| Quoted text |
= = = = =

Blight? Blight!!! Hey, Riverside has a McDonalds and a strip mall. I arrest my case.
Cos Cobber, Riverside has the ugliest stretch of the Post Road in town. Horrific and it has always been so.
Cos Cob: Bank Playground on the Sound
Btw, I wonder if there is another zip code as small as Cos Cob (6800 people) with as many bank branches:
1) Peoples Bank
2) Hudson City
3) BOA
4) First Niagara
5) Chase
6) Some Credit Union – Name Escapes Me
7) Citibank
8) Bank of Greenwich
And don’t forget all the “informal” lending institutions, mostly ending in vowels and always charging, er, rather stiff interest.
Didn’t Cos Cob become an artists colony sometime after they slaughtered all the indians somewhere around Central Junior, I think?

= = = = =

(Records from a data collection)

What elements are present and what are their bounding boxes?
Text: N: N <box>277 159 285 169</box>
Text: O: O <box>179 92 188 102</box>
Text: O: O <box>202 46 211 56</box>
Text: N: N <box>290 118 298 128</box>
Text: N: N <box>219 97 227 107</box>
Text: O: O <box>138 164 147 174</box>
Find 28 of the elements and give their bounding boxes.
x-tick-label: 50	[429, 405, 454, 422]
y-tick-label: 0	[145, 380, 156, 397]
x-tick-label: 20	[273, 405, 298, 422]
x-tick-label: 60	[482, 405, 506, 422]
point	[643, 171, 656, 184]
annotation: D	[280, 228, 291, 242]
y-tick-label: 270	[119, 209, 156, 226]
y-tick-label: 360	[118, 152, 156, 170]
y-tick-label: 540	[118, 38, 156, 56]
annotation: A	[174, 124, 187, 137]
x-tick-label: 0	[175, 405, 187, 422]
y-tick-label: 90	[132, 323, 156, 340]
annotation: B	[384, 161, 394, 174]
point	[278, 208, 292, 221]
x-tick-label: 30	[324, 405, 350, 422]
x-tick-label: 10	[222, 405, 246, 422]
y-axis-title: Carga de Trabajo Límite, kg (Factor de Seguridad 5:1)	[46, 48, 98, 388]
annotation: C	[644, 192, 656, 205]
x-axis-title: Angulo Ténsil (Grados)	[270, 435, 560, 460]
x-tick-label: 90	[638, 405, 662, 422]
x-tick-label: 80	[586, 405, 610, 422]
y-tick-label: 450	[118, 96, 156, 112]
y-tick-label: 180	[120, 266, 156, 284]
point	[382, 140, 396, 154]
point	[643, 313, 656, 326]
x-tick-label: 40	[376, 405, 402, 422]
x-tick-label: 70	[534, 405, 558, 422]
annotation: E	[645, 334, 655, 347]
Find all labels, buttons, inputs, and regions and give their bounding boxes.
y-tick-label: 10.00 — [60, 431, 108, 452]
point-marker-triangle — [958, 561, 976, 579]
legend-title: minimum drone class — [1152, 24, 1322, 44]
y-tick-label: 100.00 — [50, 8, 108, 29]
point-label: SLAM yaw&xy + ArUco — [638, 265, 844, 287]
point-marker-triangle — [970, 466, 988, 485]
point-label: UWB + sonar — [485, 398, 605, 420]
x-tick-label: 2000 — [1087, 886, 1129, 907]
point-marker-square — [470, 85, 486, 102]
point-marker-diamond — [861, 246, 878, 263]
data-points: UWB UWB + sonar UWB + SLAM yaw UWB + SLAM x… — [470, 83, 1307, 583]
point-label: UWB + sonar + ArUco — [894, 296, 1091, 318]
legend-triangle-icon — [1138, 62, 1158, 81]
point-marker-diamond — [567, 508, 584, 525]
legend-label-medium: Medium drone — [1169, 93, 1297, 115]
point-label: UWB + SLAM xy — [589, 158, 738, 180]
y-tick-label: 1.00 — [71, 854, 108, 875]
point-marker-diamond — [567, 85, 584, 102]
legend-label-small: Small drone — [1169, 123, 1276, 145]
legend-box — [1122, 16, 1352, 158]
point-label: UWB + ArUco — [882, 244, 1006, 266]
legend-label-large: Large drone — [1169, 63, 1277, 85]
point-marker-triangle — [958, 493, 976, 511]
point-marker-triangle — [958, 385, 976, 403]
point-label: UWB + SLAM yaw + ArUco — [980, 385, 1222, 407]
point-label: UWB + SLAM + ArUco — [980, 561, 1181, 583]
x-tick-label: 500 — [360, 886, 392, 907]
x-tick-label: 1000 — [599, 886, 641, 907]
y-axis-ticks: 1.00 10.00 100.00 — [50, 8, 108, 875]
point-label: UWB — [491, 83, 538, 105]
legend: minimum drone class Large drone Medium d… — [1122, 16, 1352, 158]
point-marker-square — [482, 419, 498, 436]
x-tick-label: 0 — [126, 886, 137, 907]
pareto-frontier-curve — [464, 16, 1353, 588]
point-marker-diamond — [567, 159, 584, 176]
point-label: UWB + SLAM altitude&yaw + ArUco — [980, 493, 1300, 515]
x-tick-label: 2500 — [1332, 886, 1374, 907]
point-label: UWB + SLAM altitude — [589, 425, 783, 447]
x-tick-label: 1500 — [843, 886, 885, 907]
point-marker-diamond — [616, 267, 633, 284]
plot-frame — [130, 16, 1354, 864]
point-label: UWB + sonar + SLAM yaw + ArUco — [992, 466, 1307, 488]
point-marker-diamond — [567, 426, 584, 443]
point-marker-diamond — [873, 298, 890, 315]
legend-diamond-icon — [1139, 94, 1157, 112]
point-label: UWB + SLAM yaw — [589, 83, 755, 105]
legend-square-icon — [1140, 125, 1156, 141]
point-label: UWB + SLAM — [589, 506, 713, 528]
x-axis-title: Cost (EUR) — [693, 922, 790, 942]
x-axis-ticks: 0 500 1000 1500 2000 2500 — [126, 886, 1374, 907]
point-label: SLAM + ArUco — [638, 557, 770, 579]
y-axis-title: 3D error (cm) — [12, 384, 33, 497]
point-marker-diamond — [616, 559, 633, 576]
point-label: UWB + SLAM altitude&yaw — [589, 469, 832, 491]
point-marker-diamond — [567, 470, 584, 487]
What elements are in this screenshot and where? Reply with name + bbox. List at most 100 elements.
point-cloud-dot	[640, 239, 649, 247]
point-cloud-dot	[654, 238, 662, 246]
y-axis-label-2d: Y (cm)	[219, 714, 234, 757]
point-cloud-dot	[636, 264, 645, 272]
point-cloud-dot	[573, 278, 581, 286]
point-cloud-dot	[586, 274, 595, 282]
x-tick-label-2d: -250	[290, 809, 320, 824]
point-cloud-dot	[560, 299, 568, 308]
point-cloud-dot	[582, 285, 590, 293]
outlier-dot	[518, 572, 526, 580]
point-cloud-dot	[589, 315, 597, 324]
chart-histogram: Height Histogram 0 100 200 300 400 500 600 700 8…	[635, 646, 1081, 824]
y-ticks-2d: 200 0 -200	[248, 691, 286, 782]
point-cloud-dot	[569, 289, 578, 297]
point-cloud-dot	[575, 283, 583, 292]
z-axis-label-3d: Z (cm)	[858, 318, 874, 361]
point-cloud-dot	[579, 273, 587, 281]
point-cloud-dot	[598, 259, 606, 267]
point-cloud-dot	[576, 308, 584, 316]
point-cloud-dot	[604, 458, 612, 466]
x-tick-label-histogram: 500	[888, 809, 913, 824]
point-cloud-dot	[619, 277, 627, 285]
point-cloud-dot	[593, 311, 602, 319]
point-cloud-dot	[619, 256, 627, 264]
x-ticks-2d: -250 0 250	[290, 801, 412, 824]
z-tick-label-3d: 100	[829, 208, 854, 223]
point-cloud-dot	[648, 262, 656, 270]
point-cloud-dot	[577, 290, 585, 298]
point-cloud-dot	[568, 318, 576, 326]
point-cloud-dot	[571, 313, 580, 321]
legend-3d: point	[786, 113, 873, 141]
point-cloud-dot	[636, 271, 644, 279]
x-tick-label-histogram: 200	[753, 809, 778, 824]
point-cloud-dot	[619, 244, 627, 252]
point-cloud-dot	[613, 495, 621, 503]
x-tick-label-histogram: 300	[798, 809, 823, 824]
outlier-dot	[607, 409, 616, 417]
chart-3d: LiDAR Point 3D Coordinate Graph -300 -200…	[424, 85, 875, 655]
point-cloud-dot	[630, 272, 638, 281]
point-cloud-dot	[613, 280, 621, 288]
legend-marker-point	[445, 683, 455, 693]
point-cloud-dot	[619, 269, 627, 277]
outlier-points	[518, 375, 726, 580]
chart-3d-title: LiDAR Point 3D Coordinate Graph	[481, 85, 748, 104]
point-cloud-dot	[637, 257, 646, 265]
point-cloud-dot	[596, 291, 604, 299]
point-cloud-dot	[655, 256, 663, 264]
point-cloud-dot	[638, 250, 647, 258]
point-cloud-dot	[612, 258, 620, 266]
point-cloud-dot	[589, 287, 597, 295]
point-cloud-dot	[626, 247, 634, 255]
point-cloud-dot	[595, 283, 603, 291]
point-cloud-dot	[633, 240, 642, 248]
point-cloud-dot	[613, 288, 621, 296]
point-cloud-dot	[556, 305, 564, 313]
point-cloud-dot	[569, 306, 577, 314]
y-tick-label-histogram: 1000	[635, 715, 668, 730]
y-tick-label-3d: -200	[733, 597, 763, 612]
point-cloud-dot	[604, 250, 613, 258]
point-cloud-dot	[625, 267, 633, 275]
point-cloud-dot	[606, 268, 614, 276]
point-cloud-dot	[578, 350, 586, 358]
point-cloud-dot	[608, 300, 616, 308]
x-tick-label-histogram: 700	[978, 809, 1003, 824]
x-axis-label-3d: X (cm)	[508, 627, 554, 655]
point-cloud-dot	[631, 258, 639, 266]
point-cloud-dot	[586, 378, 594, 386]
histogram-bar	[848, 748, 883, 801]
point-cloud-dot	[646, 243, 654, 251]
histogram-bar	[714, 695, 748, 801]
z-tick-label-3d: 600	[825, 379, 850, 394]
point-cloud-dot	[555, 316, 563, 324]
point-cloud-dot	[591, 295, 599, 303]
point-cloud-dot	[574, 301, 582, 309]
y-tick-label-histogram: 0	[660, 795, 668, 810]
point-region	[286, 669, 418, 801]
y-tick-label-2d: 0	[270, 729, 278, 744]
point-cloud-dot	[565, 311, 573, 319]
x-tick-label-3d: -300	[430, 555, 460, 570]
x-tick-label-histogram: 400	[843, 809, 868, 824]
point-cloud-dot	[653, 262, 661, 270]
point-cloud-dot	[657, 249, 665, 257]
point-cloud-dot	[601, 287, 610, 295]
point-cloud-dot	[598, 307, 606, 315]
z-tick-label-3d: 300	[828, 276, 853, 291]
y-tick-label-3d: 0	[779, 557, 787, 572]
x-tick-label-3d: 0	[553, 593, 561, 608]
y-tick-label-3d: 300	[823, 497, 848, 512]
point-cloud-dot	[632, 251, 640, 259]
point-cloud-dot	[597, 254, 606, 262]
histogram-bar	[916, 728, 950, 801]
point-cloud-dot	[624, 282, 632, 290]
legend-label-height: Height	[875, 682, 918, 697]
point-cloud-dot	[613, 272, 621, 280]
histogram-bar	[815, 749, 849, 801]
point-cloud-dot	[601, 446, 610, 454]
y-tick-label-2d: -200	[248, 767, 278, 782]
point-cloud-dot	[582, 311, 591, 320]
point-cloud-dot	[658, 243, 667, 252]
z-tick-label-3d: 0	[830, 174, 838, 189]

= = = = =

| Short problem 1 |
Translate this sentence from the comments about Cos Cob into Spanish: "Cos Cobber, Riverside has the ugliest stretch of the Post Road in town."
| Short problem 2 |
According to the comments about Cos Cob, how many people live in Cos Cob?
| Short problem 3 |
List every bank in Cos Cob that the comments about Cos Cob name, leaving out the credit union whose name the writer can't recall.

| Task solution 1 |
Cos Cobber, Riverside tiene el tramo más feo de la Post Road del pueblo.

| Task solution 2 |
6800 people.

| Task solution 3 |
Peoples Bank, Hudson City, BOA, First Niagara, Chase, Citibank, Bank of Greenwich